=== Record list ===

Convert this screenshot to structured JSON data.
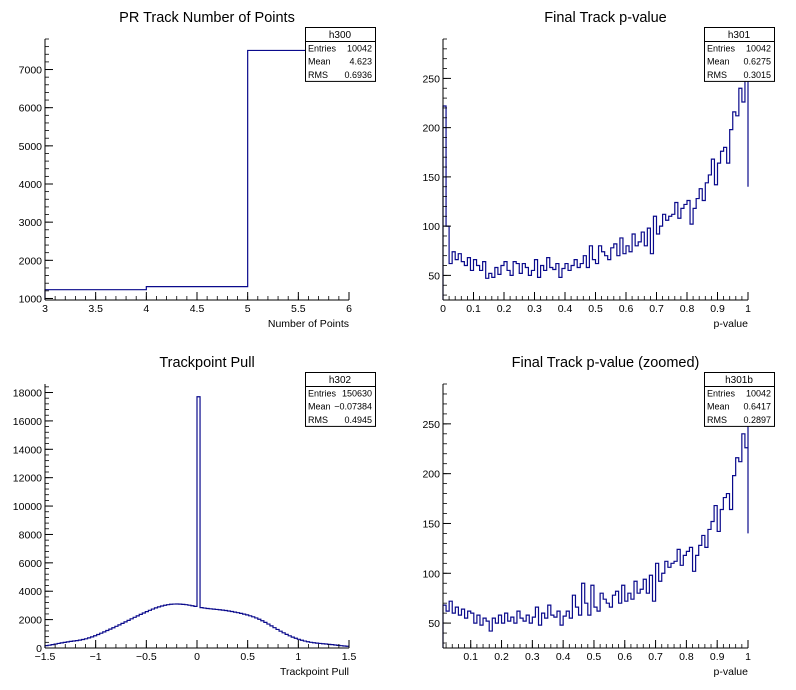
{
  "chart_data": [
    {
      "type": "histogram",
      "title": "PR Track Number of Points",
      "xlabel": "Number of Points",
      "xlim": [
        3,
        6
      ],
      "ylim": [
        960,
        7800
      ],
      "xticks": [
        3,
        3.5,
        4,
        4.5,
        5,
        5.5,
        6
      ],
      "xtick_labels": [
        "3",
        "3.5",
        "4",
        "4.5",
        "5",
        "5.5",
        "6"
      ],
      "yticks": [
        1000,
        2000,
        3000,
        4000,
        5000,
        6000,
        7000
      ],
      "ytick_labels": [
        "1000",
        "2000",
        "3000",
        "4000",
        "5000",
        "6000",
        "7000"
      ],
      "bin_start": 3,
      "bin_width": 1,
      "values": [
        1230,
        1310,
        7500
      ],
      "color": "#0a0a8c",
      "stats": {
        "name": "h300",
        "rows": [
          {
            "label": "Entries",
            "value": "10042"
          },
          {
            "label": "Mean",
            "value": "4.623"
          },
          {
            "label": "RMS",
            "value": "0.6936"
          }
        ]
      }
    },
    {
      "type": "histogram",
      "title": "Final Track p-value",
      "xlabel": "p-value",
      "xlim": [
        0,
        1
      ],
      "ylim": [
        25,
        290
      ],
      "xticks": [
        0,
        0.1,
        0.2,
        0.3,
        0.4,
        0.5,
        0.6,
        0.7,
        0.8,
        0.9,
        1
      ],
      "xtick_labels": [
        "0",
        "0.1",
        "0.2",
        "0.3",
        "0.4",
        "0.5",
        "0.6",
        "0.7",
        "0.8",
        "0.9",
        "1"
      ],
      "yticks": [
        50,
        100,
        150,
        200,
        250
      ],
      "ytick_labels": [
        "50",
        "100",
        "150",
        "200",
        "250"
      ],
      "bin_start": 0,
      "bin_width": 0.01,
      "values": [
        222,
        100,
        62,
        74,
        66,
        72,
        64,
        60,
        68,
        55,
        66,
        60,
        55,
        64,
        47,
        52,
        48,
        58,
        51,
        60,
        64,
        55,
        50,
        64,
        62,
        52,
        62,
        58,
        50,
        55,
        66,
        48,
        60,
        55,
        68,
        58,
        56,
        62,
        48,
        57,
        62,
        55,
        60,
        66,
        58,
        62,
        70,
        58,
        80,
        66,
        62,
        80,
        74,
        70,
        66,
        78,
        82,
        70,
        88,
        72,
        80,
        74,
        92,
        80,
        84,
        94,
        80,
        98,
        72,
        110,
        92,
        100,
        112,
        106,
        110,
        112,
        124,
        108,
        118,
        122,
        126,
        102,
        118,
        128,
        138,
        126,
        144,
        152,
        168,
        142,
        164,
        176,
        180,
        164,
        198,
        216,
        212,
        240,
        226,
        274,
        140
      ],
      "color": "#0a0a8c",
      "stats": {
        "name": "h301",
        "rows": [
          {
            "label": "Entries",
            "value": "10042"
          },
          {
            "label": "Mean",
            "value": "0.6275"
          },
          {
            "label": "RMS",
            "value": "0.3015"
          }
        ]
      }
    },
    {
      "type": "histogram",
      "title": "Trackpoint Pull",
      "xlabel": "Trackpoint Pull",
      "xlim": [
        -1.5,
        1.5
      ],
      "ylim": [
        0,
        18600
      ],
      "xticks": [
        -1.5,
        -1,
        -0.5,
        0,
        0.5,
        1,
        1.5
      ],
      "xtick_labels": [
        "−1.5",
        "−1",
        "−0.5",
        "0",
        "0.5",
        "1",
        "1.5"
      ],
      "yticks": [
        0,
        2000,
        4000,
        6000,
        8000,
        10000,
        12000,
        14000,
        16000,
        18000
      ],
      "ytick_labels": [
        "0",
        "2000",
        "4000",
        "6000",
        "8000",
        "10000",
        "12000",
        "14000",
        "16000",
        "18000"
      ],
      "bin_start": -1.5,
      "bin_width": 0.03,
      "values": [
        168,
        199,
        235,
        279,
        321,
        360,
        398,
        433,
        464,
        493,
        522,
        556,
        597,
        649,
        711,
        782,
        862,
        949,
        1042,
        1138,
        1234,
        1330,
        1427,
        1527,
        1630,
        1735,
        1842,
        1949,
        2056,
        2162,
        2266,
        2367,
        2467,
        2563,
        2656,
        2744,
        2825,
        2898,
        2961,
        3013,
        3053,
        3081,
        3097,
        3100,
        3093,
        3076,
        3050,
        3016,
        2976,
        2932,
        17700,
        2846,
        2813,
        2785,
        2761,
        2739,
        2717,
        2694,
        2669,
        2640,
        2607,
        2570,
        2530,
        2486,
        2438,
        2387,
        2331,
        2269,
        2198,
        2117,
        2024,
        1920,
        1806,
        1685,
        1559,
        1432,
        1306,
        1184,
        1069,
        960,
        860,
        768,
        685,
        611,
        545,
        488,
        440,
        400,
        368,
        342,
        320,
        300,
        280,
        258,
        235,
        210,
        186,
        162,
        140,
        121
      ],
      "color": "#0a0a8c",
      "stats": {
        "name": "h302",
        "rows": [
          {
            "label": "Entries",
            "value": "150630"
          },
          {
            "label": "Mean",
            "value": "−0.07384"
          },
          {
            "label": "RMS",
            "value": "0.4945"
          }
        ]
      }
    },
    {
      "type": "histogram",
      "title": "Final Track p-value (zoomed)",
      "xlabel": "p-value",
      "xlim": [
        0.01,
        1
      ],
      "ylim": [
        25,
        290
      ],
      "xticks": [
        0.1,
        0.2,
        0.3,
        0.4,
        0.5,
        0.6,
        0.7,
        0.8,
        0.9,
        1
      ],
      "xtick_labels": [
        "0.1",
        "0.2",
        "0.3",
        "0.4",
        "0.5",
        "0.6",
        "0.7",
        "0.8",
        "0.9",
        "1"
      ],
      "yticks": [
        50,
        100,
        150,
        200,
        250
      ],
      "ytick_labels": [
        "50",
        "100",
        "150",
        "200",
        "250"
      ],
      "bin_start": 0.01,
      "bin_width": 0.01,
      "values": [
        68,
        62,
        72,
        60,
        66,
        58,
        64,
        55,
        62,
        60,
        50,
        58,
        48,
        55,
        52,
        42,
        55,
        50,
        58,
        50,
        60,
        52,
        56,
        50,
        62,
        55,
        52,
        58,
        50,
        56,
        66,
        48,
        60,
        55,
        68,
        58,
        56,
        62,
        48,
        57,
        62,
        55,
        78,
        66,
        58,
        90,
        70,
        58,
        88,
        66,
        62,
        80,
        74,
        70,
        66,
        78,
        82,
        70,
        88,
        72,
        80,
        74,
        92,
        80,
        84,
        94,
        80,
        98,
        72,
        110,
        92,
        100,
        112,
        106,
        110,
        112,
        124,
        108,
        118,
        122,
        126,
        102,
        118,
        128,
        138,
        126,
        144,
        152,
        168,
        142,
        164,
        176,
        180,
        164,
        198,
        216,
        212,
        240,
        226,
        274
      ],
      "last_values": [
        140
      ],
      "color": "#0a0a8c",
      "stats": {
        "name": "h301b",
        "rows": [
          {
            "label": "Entries",
            "value": "10042"
          },
          {
            "label": "Mean",
            "value": "0.6417"
          },
          {
            "label": "RMS",
            "value": "0.2897"
          }
        ]
      }
    }
  ]
}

===

- [Given exercise]:
Give the count of lines in the listing above that include "Number", with no other words.

- [Result of the exercise]:
2